▶ Exercise goal:
Answer these questions using the text on the laws of banker and customer:
(a) Which two Acts mainly contain the laws regulating relations between bankers, customers and the outside world?
(b) When does a person become a customer of a bank?
(c) Which section of the Indian Contract Act is cited for the banker's general lien?

▶ Text provided:
_ _ _

Laws of Banker and Customer
The law relating to bankers and banking in India fall under two major heads :
- Law regulating relations between bankers, customers and outside world: These laws deal with matters relating to collection of various financial instruments, loans and advances, bankers’ lien, pledge, mortgage and hypothecation. These laws are mainly contained in Contract Act, 1872, and the Negotiable instruments Act, 1881.
- Law regulating the Bankers & Banking: These laws deal with matters relating to incorporation, control, management and dissolution of banking companies and are mainly contained in Companies Act, 1956 and Banking Regulation Act, 1949.
Banker: As per N I Act, the term Banker includes any person acting as a Banker. The Banking Regulation Act, 1949 defines ‘Banking Company’ as “a company which transacts the business of banking in India” (s.3).
Bank Customer : A person becomes a customer of a bank when he opens an account with the bank for any banking service.
A Banker and a customer establish a contractual relationship between them.
Rights and Obligations of Banker
- Banker’s General Lien
- Claim incidental charges and interest
- Right to set-off
- Right of appropriation
- Honour cheque
- Record of transactions
- Follow instructions of customer
- instances when banker may dishonour customer’s cheque
Rights of Banker
- Banker’s General Lien : In the absence of a contract to the contrary, the banker may, retain goods and securities bailed to him as security for general balance of account (sec.171 of the Indian Contract Act).
- Claim incidental charges and interest : The banker has the right to claim incidental charges and interest on money lent and banking services rendered to the customer as per rules.
- Right to set-off : The banker may combine two or more accounts of a customer to set off Debit Balance of an account against credit balance of another account of the customer with the bank.

_ _ _

▶ Provided records:
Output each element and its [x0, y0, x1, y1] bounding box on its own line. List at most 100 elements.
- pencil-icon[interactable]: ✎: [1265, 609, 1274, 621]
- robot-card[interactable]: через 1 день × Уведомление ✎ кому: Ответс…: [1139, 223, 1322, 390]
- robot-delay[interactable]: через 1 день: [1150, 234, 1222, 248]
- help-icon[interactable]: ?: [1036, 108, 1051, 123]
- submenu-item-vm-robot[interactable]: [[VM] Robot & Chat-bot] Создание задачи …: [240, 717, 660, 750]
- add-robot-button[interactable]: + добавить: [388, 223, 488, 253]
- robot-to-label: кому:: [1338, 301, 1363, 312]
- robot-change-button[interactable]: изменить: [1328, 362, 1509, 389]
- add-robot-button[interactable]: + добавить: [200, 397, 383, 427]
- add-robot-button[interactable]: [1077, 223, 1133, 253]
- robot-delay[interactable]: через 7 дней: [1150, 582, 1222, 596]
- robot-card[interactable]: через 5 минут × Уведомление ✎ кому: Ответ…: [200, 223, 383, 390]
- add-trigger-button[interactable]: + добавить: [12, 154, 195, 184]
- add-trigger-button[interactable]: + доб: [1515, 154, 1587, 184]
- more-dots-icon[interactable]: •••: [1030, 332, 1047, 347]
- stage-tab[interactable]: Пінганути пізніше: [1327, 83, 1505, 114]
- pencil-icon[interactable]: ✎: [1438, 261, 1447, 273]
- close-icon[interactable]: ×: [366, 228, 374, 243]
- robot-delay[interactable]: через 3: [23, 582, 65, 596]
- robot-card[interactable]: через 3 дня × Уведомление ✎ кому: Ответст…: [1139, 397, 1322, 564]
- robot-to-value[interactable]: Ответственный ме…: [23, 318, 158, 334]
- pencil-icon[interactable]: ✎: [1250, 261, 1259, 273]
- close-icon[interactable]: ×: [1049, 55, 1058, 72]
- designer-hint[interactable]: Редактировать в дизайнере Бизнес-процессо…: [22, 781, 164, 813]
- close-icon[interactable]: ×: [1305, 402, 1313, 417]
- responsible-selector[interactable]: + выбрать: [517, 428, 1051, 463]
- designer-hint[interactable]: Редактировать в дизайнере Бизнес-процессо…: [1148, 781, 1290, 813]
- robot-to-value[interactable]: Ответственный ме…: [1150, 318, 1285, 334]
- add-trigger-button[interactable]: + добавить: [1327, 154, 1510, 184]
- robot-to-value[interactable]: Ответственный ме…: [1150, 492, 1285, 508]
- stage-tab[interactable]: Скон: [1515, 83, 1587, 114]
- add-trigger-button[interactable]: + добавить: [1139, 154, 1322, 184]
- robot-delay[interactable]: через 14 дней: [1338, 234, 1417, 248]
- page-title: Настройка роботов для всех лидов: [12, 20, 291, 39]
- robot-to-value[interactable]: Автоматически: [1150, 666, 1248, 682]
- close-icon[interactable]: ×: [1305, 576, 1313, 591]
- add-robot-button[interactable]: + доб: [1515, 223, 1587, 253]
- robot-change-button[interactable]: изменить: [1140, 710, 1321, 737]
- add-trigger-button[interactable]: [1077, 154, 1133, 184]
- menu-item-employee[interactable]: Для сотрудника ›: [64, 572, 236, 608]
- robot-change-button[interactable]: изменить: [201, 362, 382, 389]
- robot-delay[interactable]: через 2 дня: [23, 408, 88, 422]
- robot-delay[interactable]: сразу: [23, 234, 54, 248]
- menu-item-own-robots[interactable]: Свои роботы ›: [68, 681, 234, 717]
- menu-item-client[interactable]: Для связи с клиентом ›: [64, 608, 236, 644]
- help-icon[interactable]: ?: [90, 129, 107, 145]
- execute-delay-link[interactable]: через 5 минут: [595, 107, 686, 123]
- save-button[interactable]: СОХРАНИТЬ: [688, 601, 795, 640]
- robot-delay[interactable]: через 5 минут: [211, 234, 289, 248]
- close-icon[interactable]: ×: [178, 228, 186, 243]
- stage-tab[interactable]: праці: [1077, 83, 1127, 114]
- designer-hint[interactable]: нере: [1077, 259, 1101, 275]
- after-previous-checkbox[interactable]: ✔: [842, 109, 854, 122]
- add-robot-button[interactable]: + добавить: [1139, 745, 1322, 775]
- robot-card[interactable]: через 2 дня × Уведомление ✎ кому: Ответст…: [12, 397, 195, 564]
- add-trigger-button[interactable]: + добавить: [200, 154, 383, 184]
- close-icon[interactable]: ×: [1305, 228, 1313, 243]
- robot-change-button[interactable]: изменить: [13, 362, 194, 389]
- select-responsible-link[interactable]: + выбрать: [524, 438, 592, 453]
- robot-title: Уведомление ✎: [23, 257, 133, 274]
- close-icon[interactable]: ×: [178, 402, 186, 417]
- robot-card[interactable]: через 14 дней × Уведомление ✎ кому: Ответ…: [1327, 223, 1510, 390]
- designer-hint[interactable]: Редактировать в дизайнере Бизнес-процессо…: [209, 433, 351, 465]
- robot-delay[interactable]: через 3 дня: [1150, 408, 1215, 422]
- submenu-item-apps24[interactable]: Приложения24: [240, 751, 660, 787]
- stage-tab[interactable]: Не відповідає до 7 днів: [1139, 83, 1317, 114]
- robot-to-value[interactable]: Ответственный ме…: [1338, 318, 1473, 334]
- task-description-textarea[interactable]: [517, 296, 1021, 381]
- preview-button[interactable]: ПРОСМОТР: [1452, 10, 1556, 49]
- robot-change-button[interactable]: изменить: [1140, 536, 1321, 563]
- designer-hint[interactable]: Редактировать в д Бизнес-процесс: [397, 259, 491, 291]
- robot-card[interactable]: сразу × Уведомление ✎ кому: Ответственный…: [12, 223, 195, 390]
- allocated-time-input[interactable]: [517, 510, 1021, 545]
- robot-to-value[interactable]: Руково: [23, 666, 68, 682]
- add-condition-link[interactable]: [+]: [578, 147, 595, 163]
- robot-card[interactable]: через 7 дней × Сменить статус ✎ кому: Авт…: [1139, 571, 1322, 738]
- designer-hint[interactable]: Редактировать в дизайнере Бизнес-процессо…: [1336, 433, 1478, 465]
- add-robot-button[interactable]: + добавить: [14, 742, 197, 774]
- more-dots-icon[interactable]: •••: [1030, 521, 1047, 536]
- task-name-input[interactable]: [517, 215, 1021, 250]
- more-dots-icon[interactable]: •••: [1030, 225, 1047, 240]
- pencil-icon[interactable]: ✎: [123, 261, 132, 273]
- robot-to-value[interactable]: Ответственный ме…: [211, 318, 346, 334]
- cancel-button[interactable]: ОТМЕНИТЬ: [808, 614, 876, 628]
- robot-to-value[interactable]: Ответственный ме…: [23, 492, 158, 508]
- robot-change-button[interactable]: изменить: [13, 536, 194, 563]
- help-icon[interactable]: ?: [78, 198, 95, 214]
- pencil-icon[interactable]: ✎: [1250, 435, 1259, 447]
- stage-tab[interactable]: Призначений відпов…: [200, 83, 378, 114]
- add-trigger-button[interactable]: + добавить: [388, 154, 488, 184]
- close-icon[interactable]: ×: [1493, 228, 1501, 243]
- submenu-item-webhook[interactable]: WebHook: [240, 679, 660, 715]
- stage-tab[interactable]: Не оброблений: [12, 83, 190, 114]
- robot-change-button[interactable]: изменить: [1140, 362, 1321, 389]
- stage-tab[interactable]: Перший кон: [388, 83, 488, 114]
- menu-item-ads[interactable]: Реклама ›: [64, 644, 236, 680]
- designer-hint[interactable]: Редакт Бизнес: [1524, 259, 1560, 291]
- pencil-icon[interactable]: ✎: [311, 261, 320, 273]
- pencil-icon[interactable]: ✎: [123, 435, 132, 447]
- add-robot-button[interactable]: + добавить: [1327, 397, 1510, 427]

_ _ _

▶ Task result:
(a) The Contract Act, 1872, and the Negotiable Instruments Act, 1881.
(b) When the person opens an account with the bank for any banking service.
(c) Section 171.